● **THE RECORDS**:
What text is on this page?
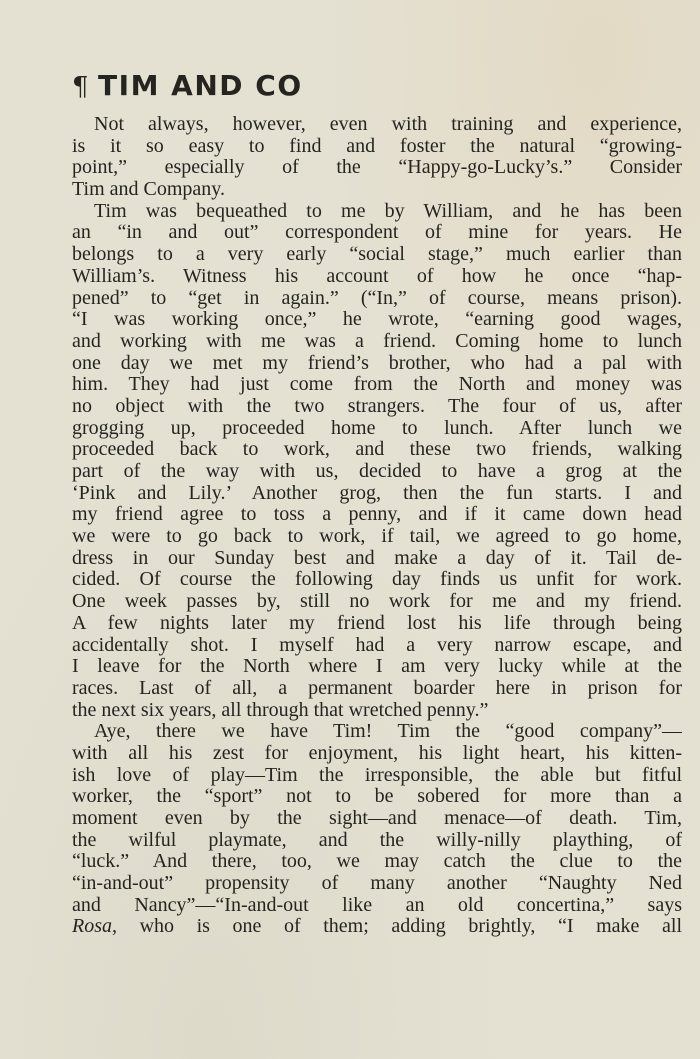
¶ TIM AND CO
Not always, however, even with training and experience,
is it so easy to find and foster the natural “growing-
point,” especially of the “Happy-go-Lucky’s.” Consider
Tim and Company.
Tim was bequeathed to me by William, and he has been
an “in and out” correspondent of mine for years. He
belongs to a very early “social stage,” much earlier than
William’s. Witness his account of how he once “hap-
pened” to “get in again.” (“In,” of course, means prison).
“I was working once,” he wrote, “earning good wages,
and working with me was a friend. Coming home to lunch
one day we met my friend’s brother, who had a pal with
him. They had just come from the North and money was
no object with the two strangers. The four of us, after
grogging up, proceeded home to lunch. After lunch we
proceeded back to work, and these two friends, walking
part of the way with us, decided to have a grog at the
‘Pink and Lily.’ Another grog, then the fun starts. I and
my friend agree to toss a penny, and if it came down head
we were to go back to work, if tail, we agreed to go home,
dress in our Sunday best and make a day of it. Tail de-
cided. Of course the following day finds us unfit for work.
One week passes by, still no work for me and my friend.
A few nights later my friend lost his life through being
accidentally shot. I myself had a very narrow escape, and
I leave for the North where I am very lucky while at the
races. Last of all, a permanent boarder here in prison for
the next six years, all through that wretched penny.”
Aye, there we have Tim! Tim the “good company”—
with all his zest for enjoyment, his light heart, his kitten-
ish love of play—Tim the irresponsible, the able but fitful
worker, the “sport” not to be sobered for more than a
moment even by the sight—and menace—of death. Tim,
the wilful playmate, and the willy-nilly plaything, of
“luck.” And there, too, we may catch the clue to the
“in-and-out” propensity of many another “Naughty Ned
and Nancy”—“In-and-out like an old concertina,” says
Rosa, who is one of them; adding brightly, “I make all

---

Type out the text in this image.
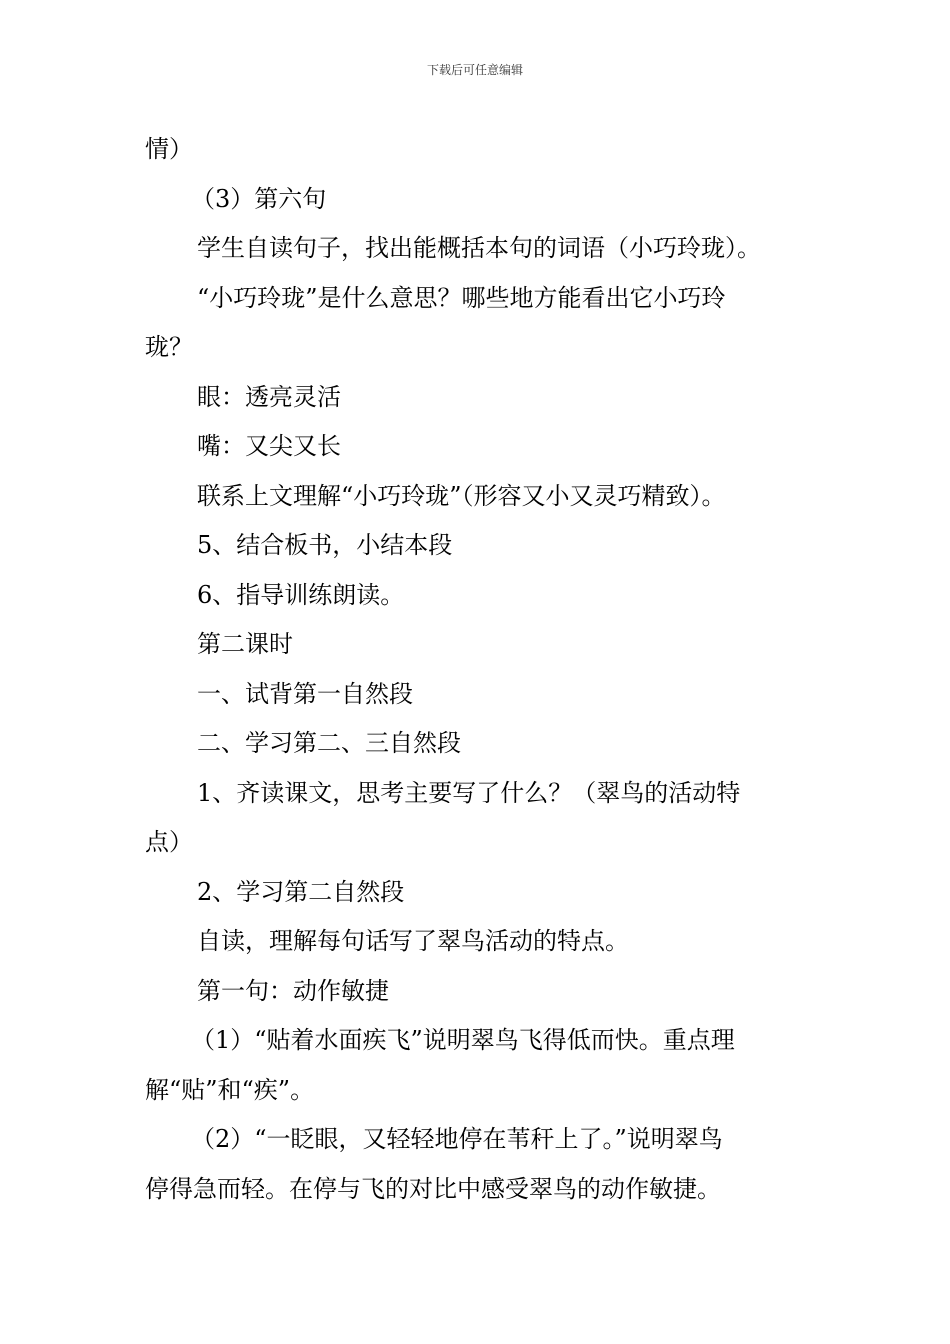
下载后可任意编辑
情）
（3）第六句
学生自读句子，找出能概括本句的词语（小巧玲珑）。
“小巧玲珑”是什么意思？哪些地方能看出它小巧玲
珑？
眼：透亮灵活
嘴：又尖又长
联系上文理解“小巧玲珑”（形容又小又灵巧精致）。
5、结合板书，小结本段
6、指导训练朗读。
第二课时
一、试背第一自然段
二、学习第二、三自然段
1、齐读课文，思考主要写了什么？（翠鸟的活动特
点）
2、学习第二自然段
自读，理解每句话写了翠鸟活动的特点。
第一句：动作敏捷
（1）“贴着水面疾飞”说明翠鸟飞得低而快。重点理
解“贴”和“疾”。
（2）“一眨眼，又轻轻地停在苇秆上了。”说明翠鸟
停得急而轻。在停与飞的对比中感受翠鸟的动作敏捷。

* * *

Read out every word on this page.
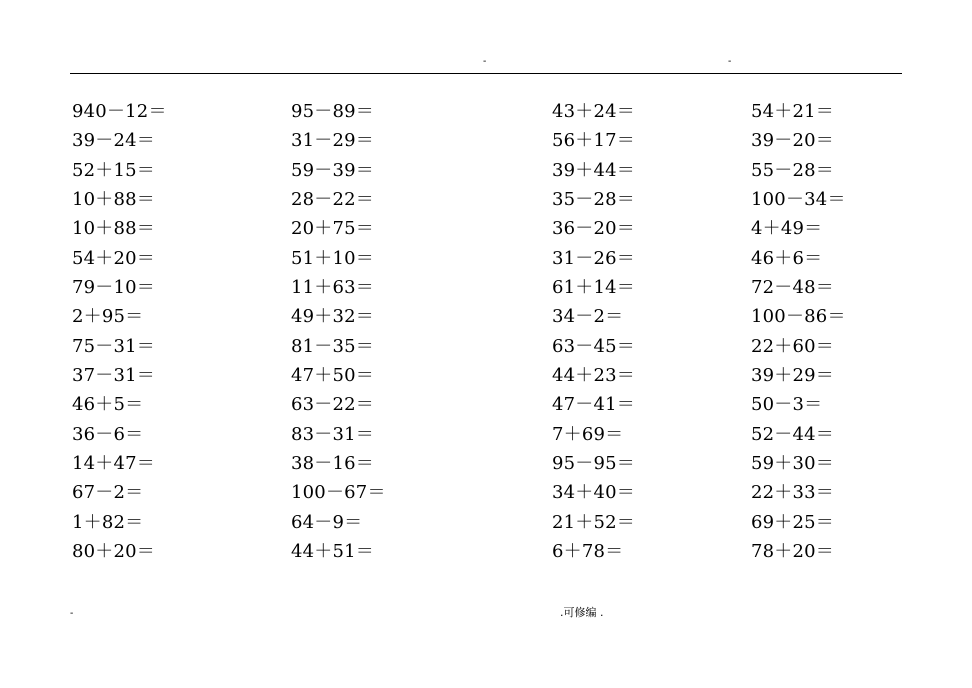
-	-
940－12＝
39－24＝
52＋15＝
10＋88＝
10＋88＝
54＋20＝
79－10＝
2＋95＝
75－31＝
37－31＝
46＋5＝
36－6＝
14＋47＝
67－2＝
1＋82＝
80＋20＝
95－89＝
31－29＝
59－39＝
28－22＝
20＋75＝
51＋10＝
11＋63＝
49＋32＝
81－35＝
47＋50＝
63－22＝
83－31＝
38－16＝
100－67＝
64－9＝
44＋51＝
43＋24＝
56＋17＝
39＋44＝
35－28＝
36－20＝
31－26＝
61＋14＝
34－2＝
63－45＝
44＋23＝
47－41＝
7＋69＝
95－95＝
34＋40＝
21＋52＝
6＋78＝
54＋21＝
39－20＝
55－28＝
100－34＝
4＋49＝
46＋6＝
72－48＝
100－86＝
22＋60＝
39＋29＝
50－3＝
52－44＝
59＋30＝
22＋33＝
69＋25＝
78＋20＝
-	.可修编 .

● **OBJECTIVE**: For each line above that contains the word "page", copy that line.

● **THE COMPLETED TASK**:
What text is on this page?
Read out every word on this page.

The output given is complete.